■ **Data entries**
START

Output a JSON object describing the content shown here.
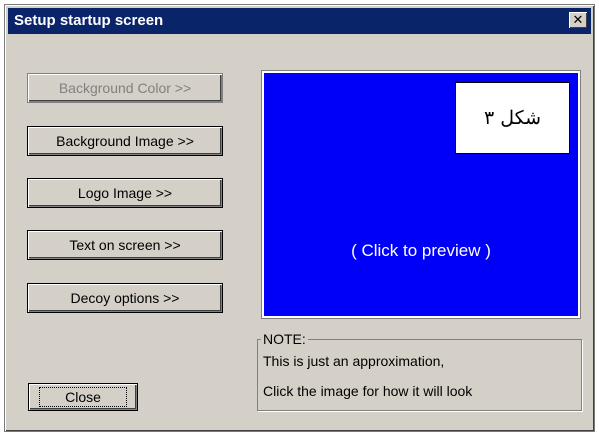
{
  "window": {
    "title": "Setup startup screen",
    "close_glyph": "✕"
  },
  "buttons": [
    {
      "label": "Background Color >>",
      "enabled": false
    },
    {
      "label": "Background Image >>",
      "enabled": true
    },
    {
      "label": "Logo Image >>",
      "enabled": true
    },
    {
      "label": "Text on screen >>",
      "enabled": true
    },
    {
      "label": "Decoy options >>",
      "enabled": true
    }
  ],
  "preview": {
    "label": "( Click to preview )",
    "background_color": "#0000f8",
    "figure_label": "شکل ۳"
  },
  "note": {
    "legend": "NOTE:",
    "line1": "This is just an approximation,",
    "line2": "Click the image for how it will look"
  },
  "close_button": {
    "label": "Close"
  }
}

END

Above are records to transcribe exactly; leave their pictures out.

■ **Correct answer**
Output a JSON object describing the content shown here.
{
  "window": {
    "title": "Setup startup screen",
    "close_glyph": "✕"
  },
  "buttons": [
    {
      "label": "Background Color >>",
      "enabled": false
    },
    {
      "label": "Background Image >>",
      "enabled": true
    },
    {
      "label": "Logo Image >>",
      "enabled": true
    },
    {
      "label": "Text on screen >>",
      "enabled": true
    },
    {
      "label": "Decoy options >>",
      "enabled": true
    }
  ],
  "preview": {
    "label": "( Click to preview )",
    "background_color": "#0000f8",
    "figure_label": "شکل ۳"
  },
  "note": {
    "legend": "NOTE:",
    "line1": "This is just an approximation,",
    "line2": "Click the image for how it will look"
  },
  "close_button": {
    "label": "Close"
  }
}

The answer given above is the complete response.